### Problem description
From the entries below, gather each line containing the word "Блок".

Dataset items
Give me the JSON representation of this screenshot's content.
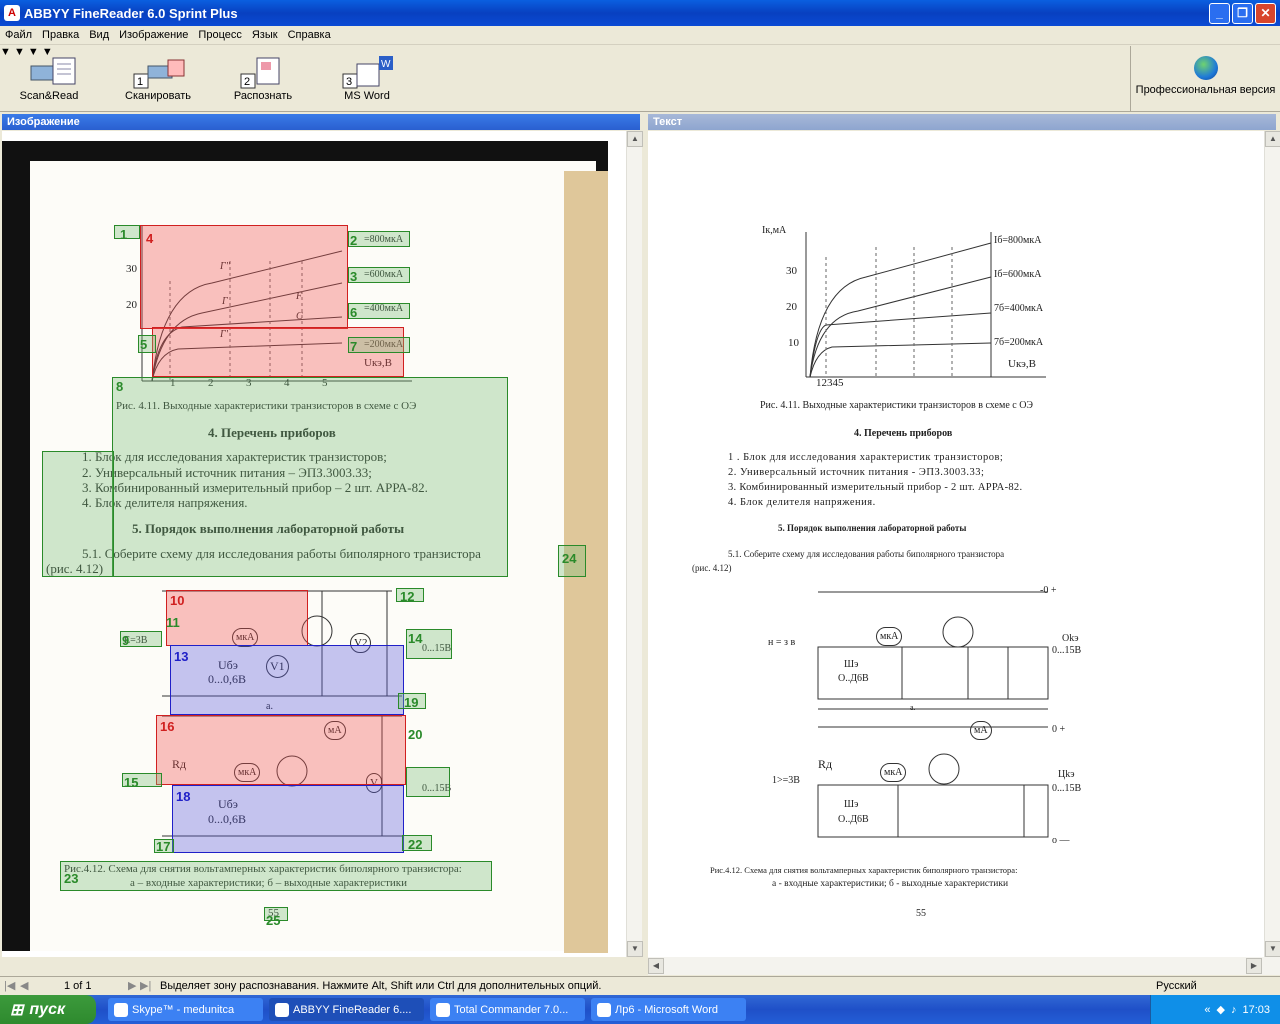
{
  "window": {
    "title": "ABBYY FineReader 6.0 Sprint Plus"
  },
  "menu": [
    "Файл",
    "Правка",
    "Вид",
    "Изображение",
    "Процесс",
    "Язык",
    "Справка"
  ],
  "toolbar": {
    "scan_read": "Scan&Read",
    "scan": "Сканировать",
    "recognize": "Распознать",
    "msword": "MS Word",
    "pro": "Профессиональная версия"
  },
  "panes": {
    "image": "Изображение",
    "text": "Текст"
  },
  "document": {
    "fig1_caption": "Рис. 4.11. Выходные характеристики транзисторов в схеме с ОЭ",
    "h4": "4. Перечень приборов",
    "items": [
      "1. Блок для исследования характеристик транзисторов;",
      "2. Универсальный источник питания – ЭПЗ.3003.33;",
      "3. Комбинированный измерительный прибор – 2 шт. АРРА-82.",
      "4. Блок делителя напряжения."
    ],
    "h5": "5. Порядок выполнения лабораторной работы",
    "p51": "5.1. Соберите схему для исследования работы биполярного транзистора",
    "p51b": "(рис. 4.12)",
    "fig2_caption1": "Рис.4.12. Схема для снятия вольтамперных характеристик биполярного транзистора:",
    "fig2_caption2": "а – входные характеристики; б – выходные характеристики",
    "page": "55",
    "curves": [
      "=800мкА",
      "=600мкА",
      "=400мкА",
      "=200мкА"
    ],
    "curve_labels": [
      "Г''",
      "Г",
      "F",
      "С",
      "Г'"
    ],
    "yticks": [
      "30",
      "20",
      "10"
    ],
    "xticks": [
      "1",
      "2",
      "3",
      "4",
      "5"
    ],
    "uke": "Uкэ,В",
    "ike": "Iк,мА",
    "ube": "Uбэ",
    "ube_range": "0...0,6В",
    "uke_range": "0...15В",
    "mka": "мкА",
    "ma": "мА",
    "v1": "V1",
    "v2": "V2",
    "v": "V",
    "rd": "Rд",
    "ukb": "Uкэ",
    "a": "а.",
    "b": "б.",
    "e3": "Е=3В"
  },
  "ocr_text": {
    "fig1_caption": "Рис. 4.11. Выходные характеристики транзисторов в схеме с ОЭ",
    "h4": "4. Перечень приборов",
    "items": [
      "1 .  Блок для исследования характеристик транзисторов;",
      "2. Универсальный источник питания - ЭПЗ.3003.33;",
      "3. Комбинированный измерительный прибор - 2 шт. АРРА-82.",
      "4. Блок делителя напряжения."
    ],
    "h5": "5. Порядок выполнения лабораторной работы",
    "p51": "5.1. Соберите схему для исследования работы биполярного транзистора",
    "p51b": "(рис. 4.12)",
    "fig2_caption1": "Рис.4.12. Схема для снятия вольтамперных характеристик биполярного транзистора:",
    "fig2_caption2": "а  -  входные  характеристики;  б  -  выходные  характеристики",
    "page": "55",
    "curves": [
      "Iб=800мкА",
      "Iб=600мкА",
      "7б=400мкА",
      "7б=200мкА"
    ],
    "xticks": "12345",
    "okw": "Оkэ",
    "ckw": "Цkэ",
    "range": "0...15В",
    "she": "Шэ",
    "she_range": "О..Д6В",
    "n3": "н = з в",
    "e3": "1>=3В",
    "ka": "кА",
    "x0": "-0 +",
    "o0": "0 +",
    "o_": "о —"
  },
  "status": {
    "pages": "1 of 1",
    "message": "Выделяет зону распознавания. Нажмите Alt, Shift или Ctrl для дополнительных опций.",
    "lang": "Русский"
  },
  "taskbar": {
    "start": "пуск",
    "tasks": [
      "Skype™ - medunitca",
      "ABBYY FineReader 6....",
      "Total Commander 7.0...",
      "Лр6 - Microsoft Word"
    ],
    "lang": "RU",
    "time": "17:03"
  },
  "zones": [
    "1",
    "2",
    "3",
    "4",
    "5",
    "6",
    "7",
    "8",
    "9",
    "10",
    "11",
    "12",
    "13",
    "14",
    "15",
    "16",
    "17",
    "18",
    "19",
    "20",
    "21",
    "22",
    "23",
    "24",
    "25"
  ]
}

### Exercise answer
      "1. Блок для исследования характеристик транзисторов;",
      "4. Блок делителя напряжения."
      "1 .  Блок для исследования характеристик транзисторов;",
      "4. Блок делителя напряжения."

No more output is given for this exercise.